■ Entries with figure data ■
___

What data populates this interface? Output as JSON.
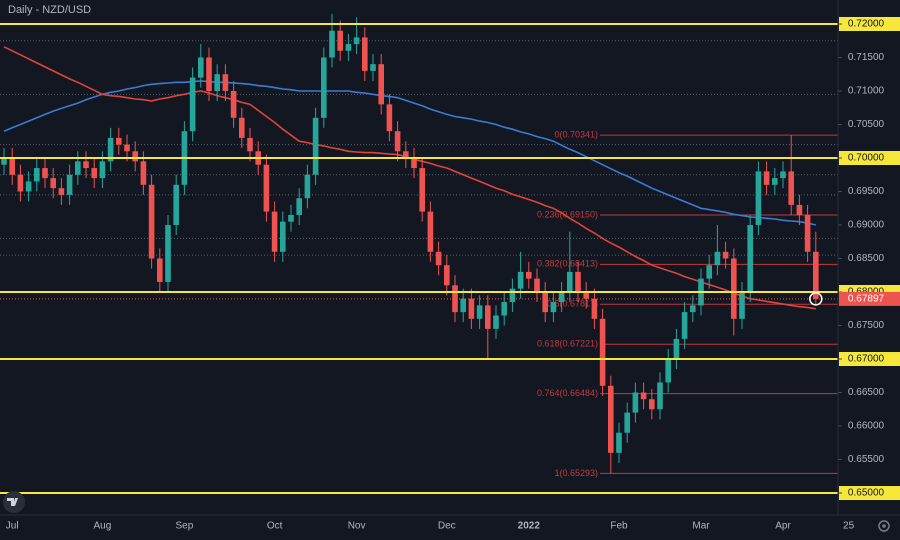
{
  "chart_data": {
    "type": "candlestick",
    "title": "Daily - NZD/USD",
    "categories": [
      null,
      "Jul",
      null,
      null,
      null,
      null,
      null,
      null,
      null,
      null,
      null,
      null,
      "Aug",
      null,
      null,
      null,
      null,
      null,
      null,
      null,
      null,
      null,
      "Sep",
      null,
      null,
      null,
      null,
      null,
      null,
      null,
      null,
      null,
      null,
      "Oct",
      null,
      null,
      null,
      null,
      null,
      null,
      null,
      null,
      null,
      "Nov",
      null,
      null,
      null,
      null,
      null,
      null,
      null,
      null,
      null,
      null,
      "Dec",
      null,
      null,
      null,
      null,
      null,
      null,
      null,
      null,
      null,
      "2022",
      null,
      null,
      null,
      null,
      null,
      null,
      null,
      null,
      null,
      null,
      "Feb",
      null,
      null,
      null,
      null,
      null,
      null,
      null,
      null,
      null,
      "Mar",
      null,
      null,
      null,
      null,
      null,
      null,
      null,
      null,
      null,
      "Apr",
      null,
      null,
      null,
      null,
      null,
      null,
      null,
      "25"
    ],
    "open": [
      0.699,
      0.7,
      0.6975,
      0.695,
      0.6965,
      0.6985,
      0.697,
      0.6955,
      0.6945,
      0.6975,
      0.6995,
      0.6985,
      0.697,
      0.6995,
      0.703,
      0.702,
      0.701,
      0.6995,
      0.696,
      0.685,
      0.6815,
      0.69,
      0.696,
      0.704,
      0.712,
      0.715,
      0.71,
      0.7125,
      0.71,
      0.706,
      0.703,
      0.701,
      0.699,
      0.692,
      0.686,
      0.6905,
      0.6915,
      0.694,
      0.6975,
      0.706,
      0.715,
      0.719,
      0.716,
      0.717,
      0.718,
      0.713,
      0.714,
      0.708,
      0.704,
      0.701,
      0.7,
      0.6985,
      0.692,
      0.686,
      0.684,
      0.681,
      0.677,
      0.679,
      0.676,
      0.678,
      0.6745,
      0.6765,
      0.6785,
      0.6805,
      0.683,
      0.682,
      0.68,
      0.677,
      0.6785,
      0.68,
      0.683,
      0.68,
      0.679,
      0.676,
      0.666,
      0.656,
      0.659,
      0.662,
      0.665,
      0.664,
      0.6625,
      0.6665,
      0.67,
      0.673,
      0.677,
      0.678,
      0.682,
      0.684,
      0.686,
      0.685,
      0.676,
      0.68,
      0.69,
      0.698,
      0.696,
      0.697,
      0.698,
      0.693,
      0.6915,
      0.686,
      null,
      null,
      null,
      null
    ],
    "high": [
      0.7015,
      0.7015,
      0.699,
      0.698,
      0.7,
      0.7,
      0.6985,
      0.697,
      0.699,
      0.701,
      0.701,
      0.7,
      0.701,
      0.7045,
      0.7045,
      0.7035,
      0.7025,
      0.701,
      0.6975,
      0.6865,
      0.6915,
      0.6975,
      0.7055,
      0.7135,
      0.717,
      0.7165,
      0.714,
      0.714,
      0.7115,
      0.7075,
      0.7045,
      0.7025,
      0.7005,
      0.6935,
      0.692,
      0.693,
      0.6955,
      0.699,
      0.7075,
      0.7165,
      0.7215,
      0.7205,
      0.7185,
      0.721,
      0.7195,
      0.7155,
      0.7155,
      0.7095,
      0.7055,
      0.7025,
      0.7015,
      0.7,
      0.6935,
      0.6875,
      0.6855,
      0.6825,
      0.6805,
      0.6805,
      0.6795,
      0.6795,
      0.678,
      0.68,
      0.682,
      0.686,
      0.6845,
      0.6835,
      0.6815,
      0.68,
      0.6815,
      0.689,
      0.6845,
      0.6815,
      0.6805,
      0.6775,
      0.6675,
      0.6605,
      0.6635,
      0.6665,
      0.6665,
      0.6655,
      0.668,
      0.6715,
      0.6745,
      0.6785,
      0.6795,
      0.6835,
      0.6855,
      0.69,
      0.6875,
      0.6865,
      0.6815,
      0.6915,
      0.6995,
      0.6995,
      0.6985,
      0.6995,
      0.7034,
      0.6945,
      0.693,
      0.689,
      null,
      null,
      null,
      null
    ],
    "low": [
      0.6975,
      0.696,
      0.6935,
      0.6935,
      0.695,
      0.6955,
      0.694,
      0.693,
      0.693,
      0.696,
      0.697,
      0.6955,
      0.6955,
      0.698,
      0.7005,
      0.6995,
      0.698,
      0.6945,
      0.6835,
      0.68,
      0.68,
      0.6885,
      0.6945,
      0.7025,
      0.7105,
      0.7085,
      0.7085,
      0.7085,
      0.7045,
      0.7015,
      0.6995,
      0.6975,
      0.6905,
      0.6845,
      0.6845,
      0.689,
      0.69,
      0.6925,
      0.696,
      0.7045,
      0.7135,
      0.7145,
      0.7145,
      0.7155,
      0.7115,
      0.7115,
      0.7065,
      0.7025,
      0.6995,
      0.6985,
      0.697,
      0.6905,
      0.6845,
      0.6825,
      0.6795,
      0.6755,
      0.6755,
      0.6745,
      0.6745,
      0.67,
      0.673,
      0.675,
      0.677,
      0.679,
      0.6805,
      0.6785,
      0.6755,
      0.6755,
      0.677,
      0.6785,
      0.6785,
      0.6775,
      0.6745,
      0.6645,
      0.65293,
      0.6545,
      0.6575,
      0.6605,
      0.6625,
      0.661,
      0.661,
      0.665,
      0.6685,
      0.6715,
      0.6755,
      0.6765,
      0.6805,
      0.6825,
      0.6835,
      0.6735,
      0.6745,
      0.6785,
      0.6885,
      0.6945,
      0.6945,
      0.6955,
      0.6915,
      0.69,
      0.6845,
      0.678,
      null,
      null,
      null,
      null
    ],
    "close": [
      0.7,
      0.6975,
      0.695,
      0.6965,
      0.6985,
      0.697,
      0.6955,
      0.6945,
      0.6975,
      0.6995,
      0.6985,
      0.697,
      0.6995,
      0.703,
      0.702,
      0.701,
      0.6995,
      0.696,
      0.685,
      0.6815,
      0.69,
      0.696,
      0.704,
      0.712,
      0.715,
      0.71,
      0.7125,
      0.71,
      0.706,
      0.703,
      0.701,
      0.699,
      0.692,
      0.686,
      0.6905,
      0.6915,
      0.694,
      0.6975,
      0.706,
      0.715,
      0.719,
      0.716,
      0.717,
      0.718,
      0.713,
      0.714,
      0.708,
      0.704,
      0.701,
      0.7,
      0.6985,
      0.692,
      0.686,
      0.684,
      0.681,
      0.677,
      0.679,
      0.676,
      0.678,
      0.6745,
      0.6765,
      0.6785,
      0.6805,
      0.683,
      0.682,
      0.68,
      0.677,
      0.6785,
      0.68,
      0.683,
      0.68,
      0.679,
      0.676,
      0.666,
      0.656,
      0.659,
      0.662,
      0.665,
      0.664,
      0.6625,
      0.6665,
      0.67,
      0.673,
      0.677,
      0.678,
      0.682,
      0.684,
      0.686,
      0.685,
      0.676,
      0.68,
      0.69,
      0.698,
      0.696,
      0.697,
      0.698,
      0.693,
      0.6915,
      0.686,
      0.67897,
      null,
      null,
      null,
      null
    ],
    "up_color": "#26a69a",
    "down_color": "#ef5350",
    "series": [
      {
        "color": "#3a7bd5",
        "values": [
          0.704,
          0.7045,
          0.705,
          0.7055,
          0.706,
          0.7065,
          0.707,
          0.7074,
          0.7078,
          0.7082,
          0.7087,
          0.7091,
          0.7095,
          0.7098,
          0.71,
          0.7103,
          0.7105,
          0.7108,
          0.711,
          0.7111,
          0.7112,
          0.7113,
          0.7113,
          0.7114,
          0.7115,
          0.7114,
          0.7113,
          0.7113,
          0.7112,
          0.7111,
          0.711,
          0.7108,
          0.7107,
          0.7105,
          0.7103,
          0.7102,
          0.71,
          0.71,
          0.71,
          0.71,
          0.71,
          0.71,
          0.71,
          0.7098,
          0.7097,
          0.7095,
          0.7093,
          0.7092,
          0.709,
          0.7086,
          0.7082,
          0.7078,
          0.7073,
          0.7069,
          0.7065,
          0.7062,
          0.706,
          0.7058,
          0.7055,
          0.7053,
          0.705,
          0.7046,
          0.7043,
          0.7039,
          0.7036,
          0.7032,
          0.7029,
          0.7025,
          0.7019,
          0.7013,
          0.7008,
          0.7002,
          0.6996,
          0.699,
          0.6984,
          0.6978,
          0.6973,
          0.6967,
          0.6961,
          0.6955,
          0.695,
          0.6945,
          0.694,
          0.6935,
          0.693,
          0.6925,
          0.6923,
          0.6921,
          0.6919,
          0.6916,
          0.6914,
          0.6912,
          0.6911,
          0.691,
          0.6909,
          0.6907,
          0.6906,
          0.6905,
          0.6903,
          0.69,
          null,
          null,
          null,
          null
        ]
      },
      {
        "color": "#e0453a",
        "values": [
          0.7166,
          0.716,
          0.7154,
          0.7148,
          0.7142,
          0.7136,
          0.713,
          0.7124,
          0.7118,
          0.7113,
          0.7107,
          0.7101,
          0.7095,
          0.7093,
          0.7092,
          0.709,
          0.7088,
          0.7087,
          0.7085,
          0.7088,
          0.709,
          0.7093,
          0.7095,
          0.7098,
          0.71,
          0.7097,
          0.7093,
          0.709,
          0.7087,
          0.7083,
          0.708,
          0.7071,
          0.7062,
          0.7053,
          0.7043,
          0.7034,
          0.7025,
          0.7023,
          0.702,
          0.7018,
          0.7015,
          0.7013,
          0.701,
          0.7009,
          0.7008,
          0.7008,
          0.7007,
          0.7006,
          0.7005,
          0.7002,
          0.6998,
          0.6995,
          0.6992,
          0.6988,
          0.6985,
          0.698,
          0.6975,
          0.697,
          0.6965,
          0.696,
          0.6955,
          0.6951,
          0.6946,
          0.6942,
          0.6938,
          0.6934,
          0.6929,
          0.6925,
          0.6918,
          0.691,
          0.6903,
          0.6895,
          0.6888,
          0.688,
          0.6873,
          0.6867,
          0.686,
          0.6853,
          0.6847,
          0.684,
          0.6836,
          0.6832,
          0.6828,
          0.6823,
          0.6819,
          0.6815,
          0.6811,
          0.6807,
          0.6803,
          0.6798,
          0.6794,
          0.679,
          0.6788,
          0.6786,
          0.6784,
          0.6782,
          0.678,
          0.6778,
          0.6777,
          0.6775,
          null,
          null,
          null,
          null
        ]
      }
    ],
    "ylim": [
      0.64672,
      0.72358
    ],
    "yticks": [
      {
        "value": 0.65,
        "label": "0.65000"
      },
      {
        "value": 0.655,
        "label": "0.65500"
      },
      {
        "value": 0.66,
        "label": "0.66000"
      },
      {
        "value": 0.665,
        "label": "0.66500"
      },
      {
        "value": 0.67,
        "label": "0.67000"
      },
      {
        "value": 0.675,
        "label": "0.67500"
      },
      {
        "value": 0.68,
        "label": "0.68000"
      },
      {
        "value": 0.685,
        "label": "0.68500"
      },
      {
        "value": 0.69,
        "label": "0.69000"
      },
      {
        "value": 0.695,
        "label": "0.69500"
      },
      {
        "value": 0.7,
        "label": "0.70000"
      },
      {
        "value": 0.705,
        "label": "0.70500"
      },
      {
        "value": 0.71,
        "label": "0.71000"
      },
      {
        "value": 0.715,
        "label": "0.71500"
      },
      {
        "value": 0.72,
        "label": "0.72000"
      }
    ],
    "key_levels": [
      0.72,
      0.7,
      0.68,
      0.67,
      0.65
    ],
    "key_level_color": "#f5e83b",
    "reference_lines": [
      0.7175,
      0.7095,
      0.702,
      0.6975,
      0.6945,
      0.688,
      0.6855
    ],
    "fib_levels": [
      {
        "value": 0.70341,
        "label": "0(0.70341)"
      },
      {
        "value": 0.6915,
        "label": "0.236(0.69150)"
      },
      {
        "value": 0.68413,
        "label": "0.382(0.68413)"
      },
      {
        "value": 0.67817,
        "label": "0.5(0.67817)"
      },
      {
        "value": 0.67221,
        "label": "0.618(0.67221)"
      },
      {
        "value": 0.66484,
        "label": "0.764(0.66484)"
      },
      {
        "value": 0.65293,
        "label": "1(0.65293)"
      }
    ],
    "fib_color": "#c2393f",
    "last_price": {
      "value": 0.67897,
      "label": "0.67897"
    }
  }
}
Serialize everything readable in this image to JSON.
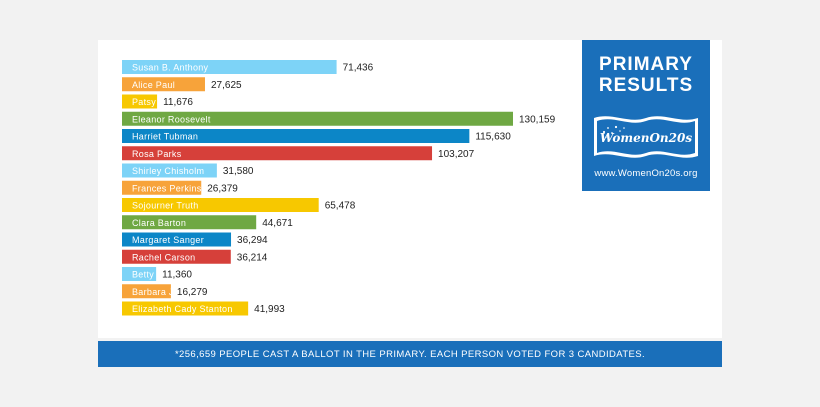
{
  "chart_data": {
    "type": "bar",
    "orientation": "horizontal",
    "categories": [
      "Susan B. Anthony",
      "Alice Paul",
      "Patsy Mink",
      "Eleanor Roosevelt",
      "Harriet Tubman",
      "Rosa Parks",
      "Shirley Chisholm",
      "Frances Perkins",
      "Sojourner Truth",
      "Clara Barton",
      "Margaret Sanger",
      "Rachel Carson",
      "Betty Friedan",
      "Barbara Jordan",
      "Elizabeth Cady Stanton"
    ],
    "values": [
      71436,
      27625,
      11676,
      130159,
      115630,
      103207,
      31580,
      26379,
      65478,
      44671,
      36294,
      36214,
      11360,
      16279,
      41993
    ],
    "value_labels": [
      "71,436",
      "27,625",
      "11,676",
      "130,159",
      "115,630",
      "103,207",
      "31,580",
      "26,379",
      "65,478",
      "44,671",
      "36,294",
      "36,214",
      "11,360",
      "16,279",
      "41,993"
    ],
    "bar_colors": [
      "#7dd3f7",
      "#f7a33a",
      "#f7c800",
      "#6fa843",
      "#0c86c7",
      "#d6403a",
      "#7dd3f7",
      "#f7a33a",
      "#f7c800",
      "#6fa843",
      "#0c86c7",
      "#d6403a",
      "#7dd3f7",
      "#f7a33a",
      "#f7c800"
    ],
    "xlim": [
      0,
      130159
    ]
  },
  "results": {
    "title_line1": "PRIMARY",
    "title_line2": "RESULTS",
    "flag_text": "WomenOn20s",
    "url": "www.WomenOn20s.org"
  },
  "footer": {
    "note": "*256,659 PEOPLE CAST A BALLOT IN THE PRIMARY. EACH PERSON VOTED FOR 3 CANDIDATES."
  },
  "colors": {
    "brand_blue": "#1a6fba"
  }
}
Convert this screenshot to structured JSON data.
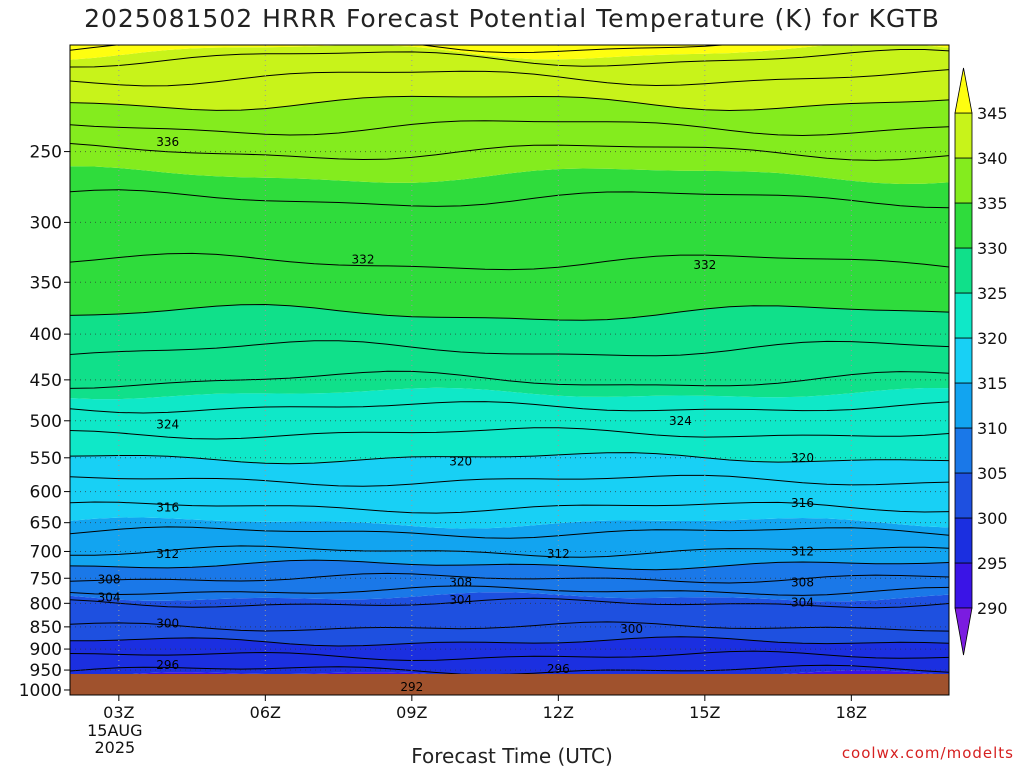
{
  "chart_data": {
    "type": "contour",
    "title": "2025081502 HRRR Forecast Potential Temperature (K) for KGTB",
    "xlabel": "Forecast Time (UTC)",
    "ylabel": "",
    "y_scale": "log",
    "y_reversed": true,
    "y_range": [
      190,
      1013
    ],
    "y_ticks": [
      250,
      300,
      350,
      400,
      450,
      500,
      550,
      600,
      650,
      700,
      750,
      800,
      850,
      900,
      950,
      1000
    ],
    "x_range_hours": [
      2,
      20
    ],
    "x_ticks": [
      {
        "hour": 3,
        "label": "03Z",
        "sub": [
          "15AUG",
          "2025"
        ]
      },
      {
        "hour": 6,
        "label": "06Z",
        "sub": []
      },
      {
        "hour": 9,
        "label": "09Z",
        "sub": []
      },
      {
        "hour": 12,
        "label": "12Z",
        "sub": []
      },
      {
        "hour": 15,
        "label": "15Z",
        "sub": []
      },
      {
        "hour": 18,
        "label": "18Z",
        "sub": []
      }
    ],
    "grid": true,
    "colorbar": {
      "levels": [
        290,
        295,
        300,
        305,
        310,
        315,
        320,
        325,
        330,
        335,
        340,
        345
      ],
      "colors": [
        "#7b1ce0",
        "#3a14e6",
        "#1b2fe0",
        "#1e50e0",
        "#1a78e8",
        "#12a4f0",
        "#18d0f5",
        "#0fe8c8",
        "#10e08a",
        "#2fdc3c",
        "#84ec1e",
        "#c8f31a",
        "#fefe10"
      ],
      "under_color": "#7b1ce0",
      "over_color": "#fefe10",
      "extend": "both"
    },
    "theta_profile": [
      {
        "p": 1000,
        "theta": 292
      },
      {
        "p": 975,
        "theta": 294
      },
      {
        "p": 950,
        "theta": 296
      },
      {
        "p": 900,
        "theta": 299
      },
      {
        "p": 850,
        "theta": 302
      },
      {
        "p": 800,
        "theta": 304
      },
      {
        "p": 750,
        "theta": 308
      },
      {
        "p": 700,
        "theta": 312
      },
      {
        "p": 650,
        "theta": 315
      },
      {
        "p": 600,
        "theta": 317
      },
      {
        "p": 550,
        "theta": 320
      },
      {
        "p": 500,
        "theta": 323
      },
      {
        "p": 450,
        "theta": 326
      },
      {
        "p": 400,
        "theta": 329
      },
      {
        "p": 350,
        "theta": 331.5
      },
      {
        "p": 300,
        "theta": 333
      },
      {
        "p": 250,
        "theta": 336
      },
      {
        "p": 220,
        "theta": 340
      },
      {
        "p": 200,
        "theta": 343
      },
      {
        "p": 190,
        "theta": 346
      }
    ],
    "contour_labels": [
      {
        "hour": 4.0,
        "p": 244,
        "text": "336"
      },
      {
        "hour": 8.0,
        "p": 330,
        "text": "332"
      },
      {
        "hour": 15.0,
        "p": 335,
        "text": "332"
      },
      {
        "hour": 4.0,
        "p": 505,
        "text": "324"
      },
      {
        "hour": 14.5,
        "p": 500,
        "text": "324"
      },
      {
        "hour": 10.0,
        "p": 555,
        "text": "320"
      },
      {
        "hour": 17.0,
        "p": 550,
        "text": "320"
      },
      {
        "hour": 4.0,
        "p": 625,
        "text": "316"
      },
      {
        "hour": 17.0,
        "p": 618,
        "text": "316"
      },
      {
        "hour": 4.0,
        "p": 705,
        "text": "312"
      },
      {
        "hour": 12.0,
        "p": 705,
        "text": "312"
      },
      {
        "hour": 17.0,
        "p": 700,
        "text": "312"
      },
      {
        "hour": 2.8,
        "p": 752,
        "text": "308"
      },
      {
        "hour": 10.0,
        "p": 758,
        "text": "308"
      },
      {
        "hour": 17.0,
        "p": 758,
        "text": "308"
      },
      {
        "hour": 2.8,
        "p": 788,
        "text": "304"
      },
      {
        "hour": 10.0,
        "p": 793,
        "text": "304"
      },
      {
        "hour": 17.0,
        "p": 798,
        "text": "304"
      },
      {
        "hour": 4.0,
        "p": 843,
        "text": "300"
      },
      {
        "hour": 13.5,
        "p": 855,
        "text": "300"
      },
      {
        "hour": 4.0,
        "p": 938,
        "text": "296"
      },
      {
        "hour": 12.0,
        "p": 948,
        "text": "296"
      },
      {
        "hour": 9.0,
        "p": 992,
        "text": "292"
      }
    ],
    "ground_color": "#a0522d",
    "credit": "coolwx.com/modelts"
  }
}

___

■ GIVEN PROBLEM ■
In the material above, show every line where the word "this" turns up.

■ TASK RESULT ■
What data populates this interface? Output as JSON.
Serialize everything readable in this image to JSON.
Convert this screenshot to structured JSON data.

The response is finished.